# start of PROVIDED DATA

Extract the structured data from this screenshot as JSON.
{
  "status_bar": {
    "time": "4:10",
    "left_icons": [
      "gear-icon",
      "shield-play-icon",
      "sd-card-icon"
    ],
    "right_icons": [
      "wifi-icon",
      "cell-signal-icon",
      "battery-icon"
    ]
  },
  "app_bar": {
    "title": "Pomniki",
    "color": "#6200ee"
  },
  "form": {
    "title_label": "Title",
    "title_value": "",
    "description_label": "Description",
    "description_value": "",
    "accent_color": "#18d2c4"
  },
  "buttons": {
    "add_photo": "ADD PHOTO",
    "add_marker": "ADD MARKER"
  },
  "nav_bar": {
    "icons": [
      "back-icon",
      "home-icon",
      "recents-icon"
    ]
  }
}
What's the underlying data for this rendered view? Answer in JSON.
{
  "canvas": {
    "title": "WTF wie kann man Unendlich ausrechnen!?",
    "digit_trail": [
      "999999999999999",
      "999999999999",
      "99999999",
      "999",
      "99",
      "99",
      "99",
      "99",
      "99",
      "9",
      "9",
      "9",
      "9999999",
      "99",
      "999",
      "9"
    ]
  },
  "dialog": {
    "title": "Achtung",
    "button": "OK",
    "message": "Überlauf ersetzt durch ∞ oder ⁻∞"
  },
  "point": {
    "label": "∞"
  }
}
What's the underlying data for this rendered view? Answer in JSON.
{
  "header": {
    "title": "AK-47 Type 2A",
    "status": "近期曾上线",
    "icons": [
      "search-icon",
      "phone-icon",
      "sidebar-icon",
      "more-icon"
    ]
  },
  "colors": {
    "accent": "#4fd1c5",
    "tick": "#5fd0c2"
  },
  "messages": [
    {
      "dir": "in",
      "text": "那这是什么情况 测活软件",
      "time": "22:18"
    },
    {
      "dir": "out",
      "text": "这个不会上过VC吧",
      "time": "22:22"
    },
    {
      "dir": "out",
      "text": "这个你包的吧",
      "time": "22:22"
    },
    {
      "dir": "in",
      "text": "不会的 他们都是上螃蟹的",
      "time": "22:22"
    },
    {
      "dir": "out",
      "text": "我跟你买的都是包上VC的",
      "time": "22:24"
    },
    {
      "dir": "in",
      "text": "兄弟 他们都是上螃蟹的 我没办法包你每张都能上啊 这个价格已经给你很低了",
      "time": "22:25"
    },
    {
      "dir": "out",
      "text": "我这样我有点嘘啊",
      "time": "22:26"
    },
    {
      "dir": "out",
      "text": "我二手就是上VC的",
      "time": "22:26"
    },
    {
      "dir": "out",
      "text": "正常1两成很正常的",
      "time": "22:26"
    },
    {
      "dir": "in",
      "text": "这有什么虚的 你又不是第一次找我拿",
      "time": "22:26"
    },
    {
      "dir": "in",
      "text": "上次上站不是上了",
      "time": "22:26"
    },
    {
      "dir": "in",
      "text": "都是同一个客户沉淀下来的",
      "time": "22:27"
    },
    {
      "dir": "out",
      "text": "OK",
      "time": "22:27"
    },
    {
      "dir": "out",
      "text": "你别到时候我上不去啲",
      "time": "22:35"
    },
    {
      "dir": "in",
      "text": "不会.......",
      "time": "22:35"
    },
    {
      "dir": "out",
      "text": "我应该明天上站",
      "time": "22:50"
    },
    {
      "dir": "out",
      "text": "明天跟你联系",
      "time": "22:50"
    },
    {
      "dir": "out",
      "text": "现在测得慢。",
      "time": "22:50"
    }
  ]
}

# end of PROVIDED DATA

# STATED GOAL:
Transcribe the entire listing above precisely.

# RESULT FOR THIS EXERCISE:
Extract the structured data from this screenshot as JSON.
{
  "status_bar": {
    "time": "4:10",
    "left_icons": [
      "gear-icon",
      "shield-play-icon",
      "sd-card-icon"
    ],
    "right_icons": [
      "wifi-icon",
      "cell-signal-icon",
      "battery-icon"
    ]
  },
  "app_bar": {
    "title": "Pomniki",
    "color": "#6200ee"
  },
  "form": {
    "title_label": "Title",
    "title_value": "",
    "description_label": "Description",
    "description_value": "",
    "accent_color": "#18d2c4"
  },
  "buttons": {
    "add_photo": "ADD PHOTO",
    "add_marker": "ADD MARKER"
  },
  "nav_bar": {
    "icons": [
      "back-icon",
      "home-icon",
      "recents-icon"
    ]
  }
}
What's the underlying data for this rendered view? Answer in JSON.
{
  "canvas": {
    "title": "WTF wie kann man Unendlich ausrechnen!?",
    "digit_trail": [
      "999999999999999",
      "999999999999",
      "99999999",
      "999",
      "99",
      "99",
      "99",
      "99",
      "99",
      "9",
      "9",
      "9",
      "9999999",
      "99",
      "999",
      "9"
    ]
  },
  "dialog": {
    "title": "Achtung",
    "button": "OK",
    "message": "Überlauf ersetzt durch ∞ oder ⁻∞"
  },
  "point": {
    "label": "∞"
  }
}
What's the underlying data for this rendered view? Answer in JSON.
{
  "header": {
    "title": "AK-47 Type 2A",
    "status": "近期曾上线",
    "icons": [
      "search-icon",
      "phone-icon",
      "sidebar-icon",
      "more-icon"
    ]
  },
  "colors": {
    "accent": "#4fd1c5",
    "tick": "#5fd0c2"
  },
  "messages": [
    {
      "dir": "in",
      "text": "那这是什么情况 测活软件",
      "time": "22:18"
    },
    {
      "dir": "out",
      "text": "这个不会上过VC吧",
      "time": "22:22"
    },
    {
      "dir": "out",
      "text": "这个你包的吧",
      "time": "22:22"
    },
    {
      "dir": "in",
      "text": "不会的 他们都是上螃蟹的",
      "time": "22:22"
    },
    {
      "dir": "out",
      "text": "我跟你买的都是包上VC的",
      "time": "22:24"
    },
    {
      "dir": "in",
      "text": "兄弟 他们都是上螃蟹的 我没办法包你每张都能上啊 这个价格已经给你很低了",
      "time": "22:25"
    },
    {
      "dir": "out",
      "text": "我这样我有点嘘啊",
      "time": "22:26"
    },
    {
      "dir": "out",
      "text": "我二手就是上VC的",
      "time": "22:26"
    },
    {
      "dir": "out",
      "text": "正常1两成很正常的",
      "time": "22:26"
    },
    {
      "dir": "in",
      "text": "这有什么虚的 你又不是第一次找我拿",
      "time": "22:26"
    },
    {
      "dir": "in",
      "text": "上次上站不是上了",
      "time": "22:26"
    },
    {
      "dir": "in",
      "text": "都是同一个客户沉淀下来的",
      "time": "22:27"
    },
    {
      "dir": "out",
      "text": "OK",
      "time": "22:27"
    },
    {
      "dir": "out",
      "text": "你别到时候我上不去啲",
      "time": "22:35"
    },
    {
      "dir": "in",
      "text": "不会.......",
      "time": "22:35"
    },
    {
      "dir": "out",
      "text": "我应该明天上站",
      "time": "22:50"
    },
    {
      "dir": "out",
      "text": "明天跟你联系",
      "time": "22:50"
    },
    {
      "dir": "out",
      "text": "现在测得慢。",
      "time": "22:50"
    }
  ]
}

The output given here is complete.